Would you restate all the data that follows, word for word?
= = = = =
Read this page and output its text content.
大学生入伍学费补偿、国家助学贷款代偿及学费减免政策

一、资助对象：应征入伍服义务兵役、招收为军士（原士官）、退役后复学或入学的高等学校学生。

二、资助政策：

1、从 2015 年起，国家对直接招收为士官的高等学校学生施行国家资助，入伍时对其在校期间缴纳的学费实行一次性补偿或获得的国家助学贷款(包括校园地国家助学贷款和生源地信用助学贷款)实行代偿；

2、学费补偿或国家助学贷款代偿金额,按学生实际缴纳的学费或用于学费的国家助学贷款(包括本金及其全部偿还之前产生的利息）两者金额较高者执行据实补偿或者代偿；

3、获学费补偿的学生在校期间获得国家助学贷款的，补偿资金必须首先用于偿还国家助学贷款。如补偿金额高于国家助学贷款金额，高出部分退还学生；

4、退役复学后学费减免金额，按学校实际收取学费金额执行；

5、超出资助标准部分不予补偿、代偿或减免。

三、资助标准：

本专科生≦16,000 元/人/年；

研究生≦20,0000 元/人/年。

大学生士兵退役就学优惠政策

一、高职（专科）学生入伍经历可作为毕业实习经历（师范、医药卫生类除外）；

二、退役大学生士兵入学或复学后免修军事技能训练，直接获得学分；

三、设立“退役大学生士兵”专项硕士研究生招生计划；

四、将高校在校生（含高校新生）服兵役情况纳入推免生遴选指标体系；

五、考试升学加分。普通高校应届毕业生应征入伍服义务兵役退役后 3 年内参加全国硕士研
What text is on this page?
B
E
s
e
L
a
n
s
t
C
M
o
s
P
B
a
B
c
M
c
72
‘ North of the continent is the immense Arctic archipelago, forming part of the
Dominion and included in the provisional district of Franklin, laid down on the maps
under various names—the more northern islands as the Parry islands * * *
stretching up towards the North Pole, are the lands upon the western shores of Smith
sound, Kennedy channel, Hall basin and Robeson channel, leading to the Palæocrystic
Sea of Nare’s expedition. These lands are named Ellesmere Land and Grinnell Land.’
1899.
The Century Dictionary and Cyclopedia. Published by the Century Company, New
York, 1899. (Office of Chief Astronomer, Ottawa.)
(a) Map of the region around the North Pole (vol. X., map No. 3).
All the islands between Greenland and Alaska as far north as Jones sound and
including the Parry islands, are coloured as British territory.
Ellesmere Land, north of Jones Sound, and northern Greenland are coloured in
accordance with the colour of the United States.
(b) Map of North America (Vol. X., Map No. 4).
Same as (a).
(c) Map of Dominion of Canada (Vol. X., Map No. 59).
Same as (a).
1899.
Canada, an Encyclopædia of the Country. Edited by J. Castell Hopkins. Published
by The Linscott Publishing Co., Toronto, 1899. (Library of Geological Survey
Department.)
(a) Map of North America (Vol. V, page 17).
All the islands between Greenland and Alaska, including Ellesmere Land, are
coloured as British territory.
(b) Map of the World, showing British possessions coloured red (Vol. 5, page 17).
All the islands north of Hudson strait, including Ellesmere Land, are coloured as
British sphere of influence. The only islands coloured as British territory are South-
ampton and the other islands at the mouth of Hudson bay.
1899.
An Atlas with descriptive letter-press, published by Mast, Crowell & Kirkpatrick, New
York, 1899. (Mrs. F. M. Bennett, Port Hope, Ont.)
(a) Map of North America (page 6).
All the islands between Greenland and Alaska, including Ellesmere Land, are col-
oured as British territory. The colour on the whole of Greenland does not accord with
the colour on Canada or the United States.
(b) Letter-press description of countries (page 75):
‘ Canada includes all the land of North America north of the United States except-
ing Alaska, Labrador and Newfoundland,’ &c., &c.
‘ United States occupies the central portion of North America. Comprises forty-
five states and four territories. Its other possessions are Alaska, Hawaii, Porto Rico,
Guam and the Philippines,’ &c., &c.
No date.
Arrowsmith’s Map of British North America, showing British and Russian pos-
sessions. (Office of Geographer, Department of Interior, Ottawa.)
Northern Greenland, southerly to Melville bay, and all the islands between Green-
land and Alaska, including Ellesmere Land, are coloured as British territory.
= = = = =
OUTPUT:
Read this page and output its text content.
大学生入伍学费补偿、国家助学贷款代偿及学费减免政策

一、资助对象：应征入伍服义务兵役、招收为军士（原士官）、退役后复学或入学的高等学校学生。

二、资助政策：

1、从 2015 年起，国家对直接招收为士官的高等学校学生施行国家资助，入伍时对其在校期间缴纳的学费实行一次性补偿或获得的国家助学贷款(包括校园地国家助学贷款和生源地信用助学贷款)实行代偿；

2、学费补偿或国家助学贷款代偿金额,按学生实际缴纳的学费或用于学费的国家助学贷款(包括本金及其全部偿还之前产生的利息）两者金额较高者执行据实补偿或者代偿；

3、获学费补偿的学生在校期间获得国家助学贷款的，补偿资金必须首先用于偿还国家助学贷款。如补偿金额高于国家助学贷款金额，高出部分退还学生；

4、退役复学后学费减免金额，按学校实际收取学费金额执行；

5、超出资助标准部分不予补偿、代偿或减免。

三、资助标准：

本专科生≦16,000 元/人/年；

研究生≦20,0000 元/人/年。

大学生士兵退役就学优惠政策

一、高职（专科）学生入伍经历可作为毕业实习经历（师范、医药卫生类除外）；

二、退役大学生士兵入学或复学后免修军事技能训练，直接获得学分；

三、设立“退役大学生士兵”专项硕士研究生招生计划；

四、将高校在校生（含高校新生）服兵役情况纳入推免生遴选指标体系；

五、考试升学加分。普通高校应届毕业生应征入伍服义务兵役退役后 3 年内参加全国硕士研
What text is on this page?
B
E
s
e
L
a
n
s
t
C
M
o
s
P
B
a
B
c
M
c
72
‘ North of the continent is the immense Arctic archipelago, forming part of the
Dominion and included in the provisional district of Franklin, laid down on the maps
under various names—the more northern islands as the Parry islands * * *
stretching up towards the North Pole, are the lands upon the western shores of Smith
sound, Kennedy channel, Hall basin and Robeson channel, leading to the Palæocrystic
Sea of Nare’s expedition. These lands are named Ellesmere Land and Grinnell Land.’
1899.
The Century Dictionary and Cyclopedia. Published by the Century Company, New
York, 1899. (Office of Chief Astronomer, Ottawa.)
(a) Map of the region around the North Pole (vol. X., map No. 3).
All the islands between Greenland and Alaska as far north as Jones sound and
including the Parry islands, are coloured as British territory.
Ellesmere Land, north of Jones Sound, and northern Greenland are coloured in
accordance with the colour of the United States.
(b) Map of North America (Vol. X., Map No. 4).
Same as (a).
(c) Map of Dominion of Canada (Vol. X., Map No. 59).
Same as (a).
1899.
Canada, an Encyclopædia of the Country. Edited by J. Castell Hopkins. Published
by The Linscott Publishing Co., Toronto, 1899. (Library of Geological Survey
Department.)
(a) Map of North America (Vol. V, page 17).
All the islands between Greenland and Alaska, including Ellesmere Land, are
coloured as British territory.
(b) Map of the World, showing British possessions coloured red (Vol. 5, page 17).
All the islands north of Hudson strait, including Ellesmere Land, are coloured as
British sphere of influence. The only islands coloured as British territory are South-
ampton and the other islands at the mouth of Hudson bay.
1899.
An Atlas with descriptive letter-press, published by Mast, Crowell & Kirkpatrick, New
York, 1899. (Mrs. F. M. Bennett, Port Hope, Ont.)
(a) Map of North America (page 6).
All the islands between Greenland and Alaska, including Ellesmere Land, are col-
oured as British territory. The colour on the whole of Greenland does not accord with
the colour on Canada or the United States.
(b) Letter-press description of countries (page 75):
‘ Canada includes all the land of North America north of the United States except-
ing Alaska, Labrador and Newfoundland,’ &c., &c.
‘ United States occupies the central portion of North America. Comprises forty-
five states and four territories. Its other possessions are Alaska, Hawaii, Porto Rico,
Guam and the Philippines,’ &c., &c.
No date.
Arrowsmith’s Map of British North America, showing British and Russian pos-
sessions. (Office of Geographer, Department of Interior, Ottawa.)
Northern Greenland, southerly to Melville bay, and all the islands between Green-
land and Alaska, including Ellesmere Land, are coloured as British territory.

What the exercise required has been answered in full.